_WHAT NEEDS TO BE DONE:_ Return all of the entries below, word for word. Omit each picture.

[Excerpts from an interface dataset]

--- START ---

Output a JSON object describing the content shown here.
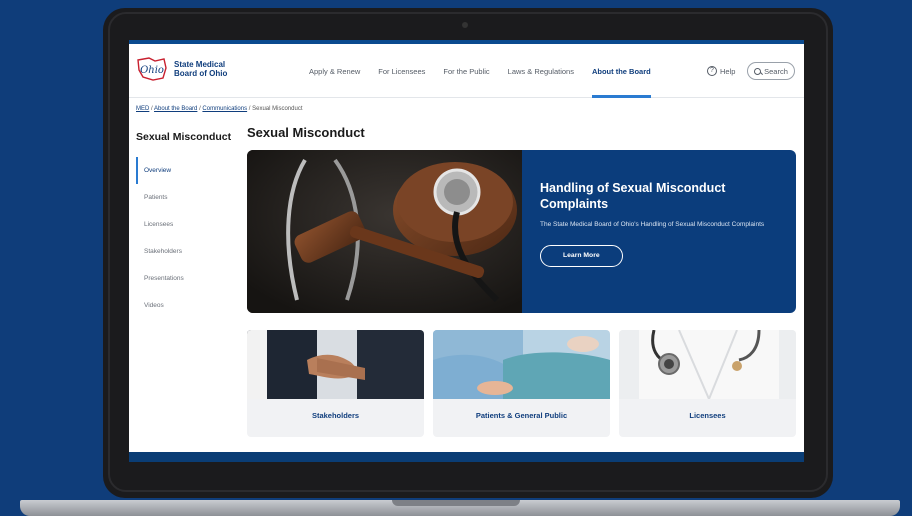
{
  "site": {
    "logo_script": "Ohio",
    "logo_line1": "State Medical",
    "logo_line2": "Board of Ohio"
  },
  "nav": {
    "items": [
      {
        "label": "Apply & Renew",
        "active": false
      },
      {
        "label": "For Licensees",
        "active": false
      },
      {
        "label": "For the Public",
        "active": false
      },
      {
        "label": "Laws & Regulations",
        "active": false
      },
      {
        "label": "About the Board",
        "active": true
      }
    ],
    "help_label": "Help",
    "search_label": "Search"
  },
  "breadcrumb": {
    "items": [
      "MED",
      "About the Board",
      "Communications"
    ],
    "current": "Sexual Misconduct",
    "separator": "/"
  },
  "sidebar": {
    "title": "Sexual Misconduct",
    "items": [
      {
        "label": "Overview",
        "active": true
      },
      {
        "label": "Patients",
        "active": false
      },
      {
        "label": "Licensees",
        "active": false
      },
      {
        "label": "Stakeholders",
        "active": false
      },
      {
        "label": "Presentations",
        "active": false
      },
      {
        "label": "Videos",
        "active": false
      }
    ]
  },
  "main": {
    "page_title": "Sexual Misconduct",
    "hero": {
      "title": "Handling of Sexual Misconduct Complaints",
      "description": "The State Medical Board of Ohio's Handling of Sexual Misconduct Complaints",
      "button_label": "Learn More"
    },
    "cards": [
      {
        "label": "Stakeholders",
        "image": "handshake-photo"
      },
      {
        "label": "Patients & General Public",
        "image": "patient-photo"
      },
      {
        "label": "Licensees",
        "image": "doctor-stethoscope-photo"
      }
    ]
  },
  "colors": {
    "background": "#0f3d7a",
    "brand_navy": "#103e7d",
    "hero_panel": "#0b3d7c",
    "accent_blue": "#2a7bd1"
  }
}
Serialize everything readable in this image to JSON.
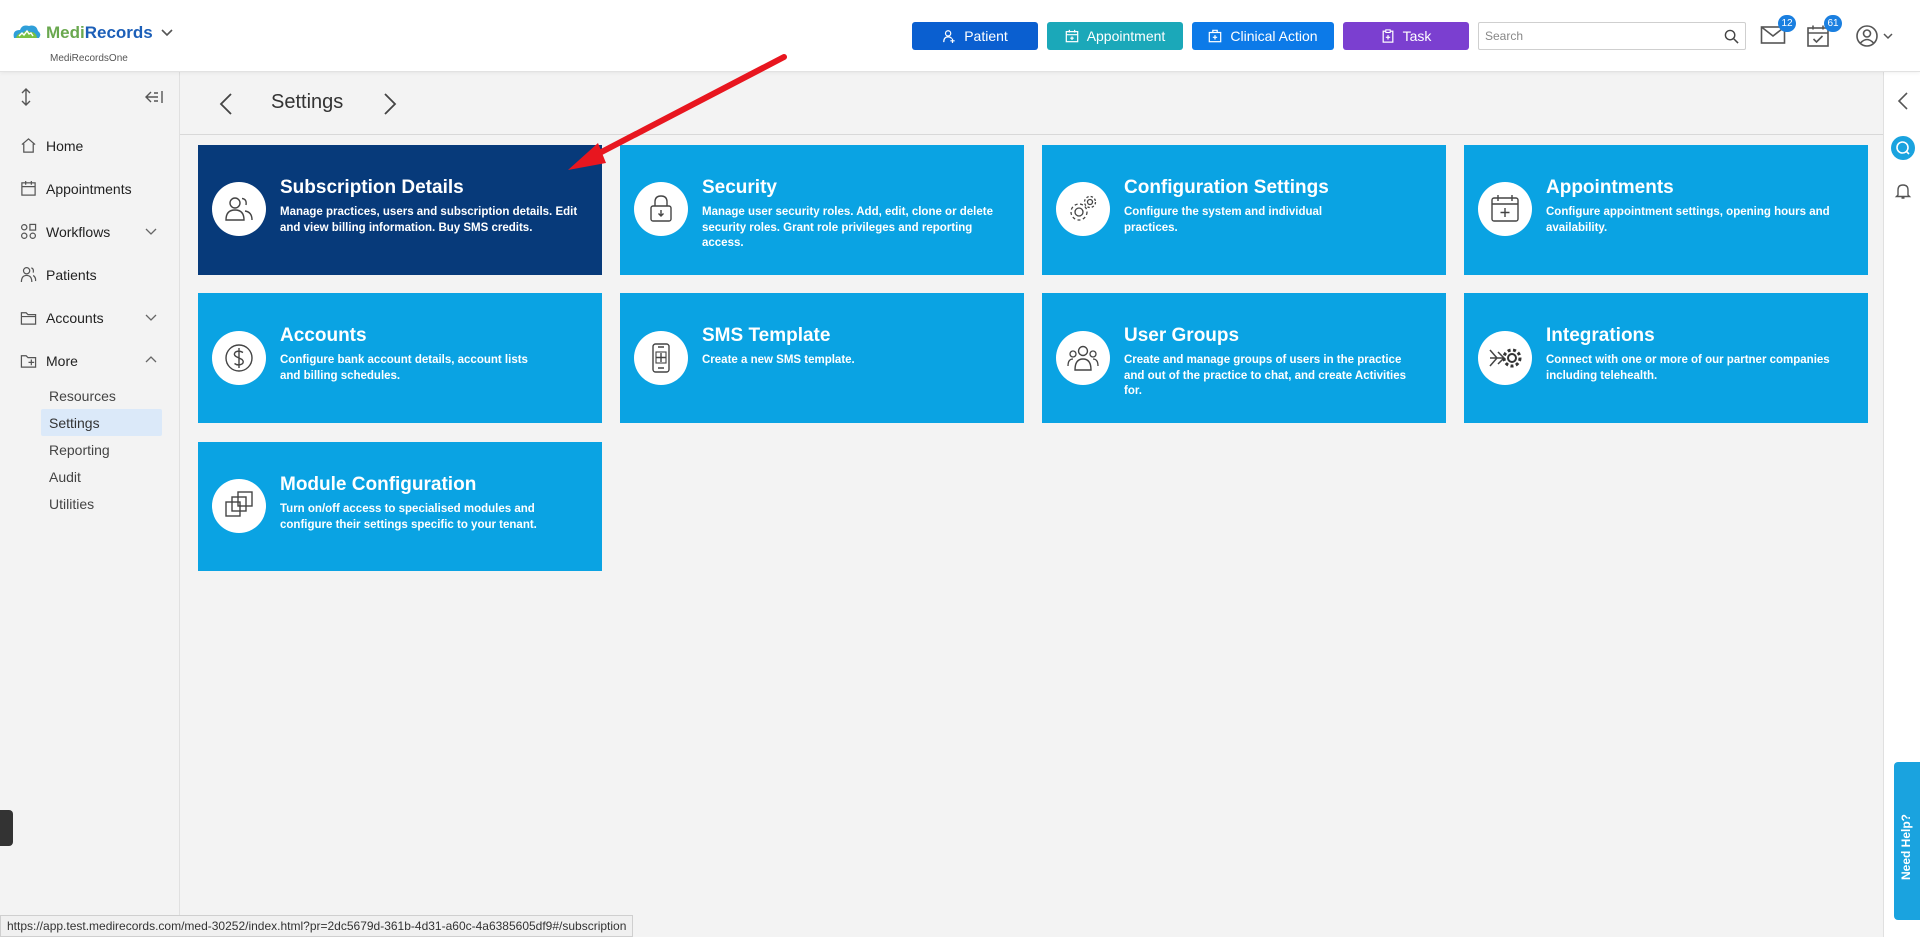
{
  "brand": {
    "name_part1": "Medi",
    "name_part2": "Records",
    "subtitle": "MediRecordsOne"
  },
  "quick_actions": [
    {
      "label": "Patient",
      "color": "#0a5fd0"
    },
    {
      "label": "Appointment",
      "color": "#1ba8b9"
    },
    {
      "label": "Clinical Action",
      "color": "#0c7ae8"
    },
    {
      "label": "Task",
      "color": "#7b3fd0"
    }
  ],
  "search": {
    "placeholder": "Search"
  },
  "badges": {
    "messages": "12",
    "tasks": "61"
  },
  "sidebar": {
    "items": [
      {
        "label": "Home",
        "icon": "home-icon"
      },
      {
        "label": "Appointments",
        "icon": "calendar-icon"
      },
      {
        "label": "Workflows",
        "icon": "workflow-icon"
      },
      {
        "label": "Patients",
        "icon": "patients-icon"
      },
      {
        "label": "Accounts",
        "icon": "folder-icon"
      },
      {
        "label": "More",
        "icon": "more-icon"
      }
    ],
    "sub_items": [
      "Resources",
      "Settings",
      "Reporting",
      "Audit",
      "Utilities"
    ]
  },
  "page": {
    "title": "Settings"
  },
  "tiles": [
    {
      "title": "Subscription Details",
      "desc": "Manage practices, users and subscription details. Edit and view billing information. Buy SMS credits.",
      "icon": "users-icon"
    },
    {
      "title": "Security",
      "desc": "Manage user security roles. Add, edit, clone or delete security roles. Grant role privileges and reporting access.",
      "icon": "lock-icon"
    },
    {
      "title": "Configuration Settings",
      "desc": "Configure the system and individual practices.",
      "icon": "gears-icon"
    },
    {
      "title": "Appointments",
      "desc": "Configure appointment settings, opening hours and availability.",
      "icon": "calendar-plus-icon"
    },
    {
      "title": "Accounts",
      "desc": "Configure bank account details, account lists and billing schedules.",
      "icon": "dollar-icon"
    },
    {
      "title": "SMS Template",
      "desc": "Create a new SMS template.",
      "icon": "phone-plus-icon"
    },
    {
      "title": "User Groups",
      "desc": "Create and manage groups of users in the practice and out of the practice to chat, and create Activities for.",
      "icon": "group-icon"
    },
    {
      "title": "Integrations",
      "desc": "Connect with one or more of our partner companies including telehealth.",
      "icon": "integration-icon"
    },
    {
      "title": "Module Configuration",
      "desc": "Turn on/off access to specialised modules and configure their settings specific to your tenant.",
      "icon": "modules-icon"
    }
  ],
  "need_help": "Need Help?",
  "status_url": "https://app.test.medirecords.com/med-30252/index.html?pr=2dc5679d-361b-4d31-a60c-4a6385605df9#/subscription"
}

--- END ---

_TASK SOLUTION:_
Output a JSON object describing the content shown here.
{
  "site": {
    "logo_script": "Ohio",
    "logo_line1": "State Medical",
    "logo_line2": "Board of Ohio"
  },
  "nav": {
    "items": [
      {
        "label": "Apply & Renew",
        "active": false
      },
      {
        "label": "For Licensees",
        "active": false
      },
      {
        "label": "For the Public",
        "active": false
      },
      {
        "label": "Laws & Regulations",
        "active": false
      },
      {
        "label": "About the Board",
        "active": true
      }
    ],
    "help_label": "Help",
    "search_label": "Search"
  },
  "breadcrumb": {
    "items": [
      "MED",
      "About the Board",
      "Communications"
    ],
    "current": "Sexual Misconduct",
    "separator": "/"
  },
  "sidebar": {
    "title": "Sexual Misconduct",
    "items": [
      {
        "label": "Overview",
        "active": true
      },
      {
        "label": "Patients",
        "active": false
      },
      {
        "label": "Licensees",
        "active": false
      },
      {
        "label": "Stakeholders",
        "active": false
      },
      {
        "label": "Presentations",
        "active": false
      },
      {
        "label": "Videos",
        "active": false
      }
    ]
  },
  "main": {
    "page_title": "Sexual Misconduct",
    "hero": {
      "title": "Handling of Sexual Misconduct Complaints",
      "description": "The State Medical Board of Ohio's Handling of Sexual Misconduct Complaints",
      "button_label": "Learn More"
    },
    "cards": [
      {
        "label": "Stakeholders",
        "image": "handshake-photo"
      },
      {
        "label": "Patients & General Public",
        "image": "patient-photo"
      },
      {
        "label": "Licensees",
        "image": "doctor-stethoscope-photo"
      }
    ]
  },
  "colors": {
    "background": "#0f3d7a",
    "brand_navy": "#103e7d",
    "hero_panel": "#0b3d7c",
    "accent_blue": "#2a7bd1"
  }
}
Serialize everything readable in this image to JSON.
{
  "brand": {
    "name_part1": "Medi",
    "name_part2": "Records",
    "subtitle": "MediRecordsOne"
  },
  "quick_actions": [
    {
      "label": "Patient",
      "color": "#0a5fd0"
    },
    {
      "label": "Appointment",
      "color": "#1ba8b9"
    },
    {
      "label": "Clinical Action",
      "color": "#0c7ae8"
    },
    {
      "label": "Task",
      "color": "#7b3fd0"
    }
  ],
  "search": {
    "placeholder": "Search"
  },
  "badges": {
    "messages": "12",
    "tasks": "61"
  },
  "sidebar": {
    "items": [
      {
        "label": "Home",
        "icon": "home-icon"
      },
      {
        "label": "Appointments",
        "icon": "calendar-icon"
      },
      {
        "label": "Workflows",
        "icon": "workflow-icon"
      },
      {
        "label": "Patients",
        "icon": "patients-icon"
      },
      {
        "label": "Accounts",
        "icon": "folder-icon"
      },
      {
        "label": "More",
        "icon": "more-icon"
      }
    ],
    "sub_items": [
      "Resources",
      "Settings",
      "Reporting",
      "Audit",
      "Utilities"
    ]
  },
  "page": {
    "title": "Settings"
  },
  "tiles": [
    {
      "title": "Subscription Details",
      "desc": "Manage practices, users and subscription details. Edit and view billing information. Buy SMS credits.",
      "icon": "users-icon"
    },
    {
      "title": "Security",
      "desc": "Manage user security roles. Add, edit, clone or delete security roles. Grant role privileges and reporting access.",
      "icon": "lock-icon"
    },
    {
      "title": "Configuration Settings",
      "desc": "Configure the system and individual practices.",
      "icon": "gears-icon"
    },
    {
      "title": "Appointments",
      "desc": "Configure appointment settings, opening hours and availability.",
      "icon": "calendar-plus-icon"
    },
    {
      "title": "Accounts",
      "desc": "Configure bank account details, account lists and billing schedules.",
      "icon": "dollar-icon"
    },
    {
      "title": "SMS Template",
      "desc": "Create a new SMS template.",
      "icon": "phone-plus-icon"
    },
    {
      "title": "User Groups",
      "desc": "Create and manage groups of users in the practice and out of the practice to chat, and create Activities for.",
      "icon": "group-icon"
    },
    {
      "title": "Integrations",
      "desc": "Connect with one or more of our partner companies including telehealth.",
      "icon": "integration-icon"
    },
    {
      "title": "Module Configuration",
      "desc": "Turn on/off access to specialised modules and configure their settings specific to your tenant.",
      "icon": "modules-icon"
    }
  ],
  "need_help": "Need Help?",
  "status_url": "https://app.test.medirecords.com/med-30252/index.html?pr=2dc5679d-361b-4d31-a60c-4a6385605df9#/subscription"
}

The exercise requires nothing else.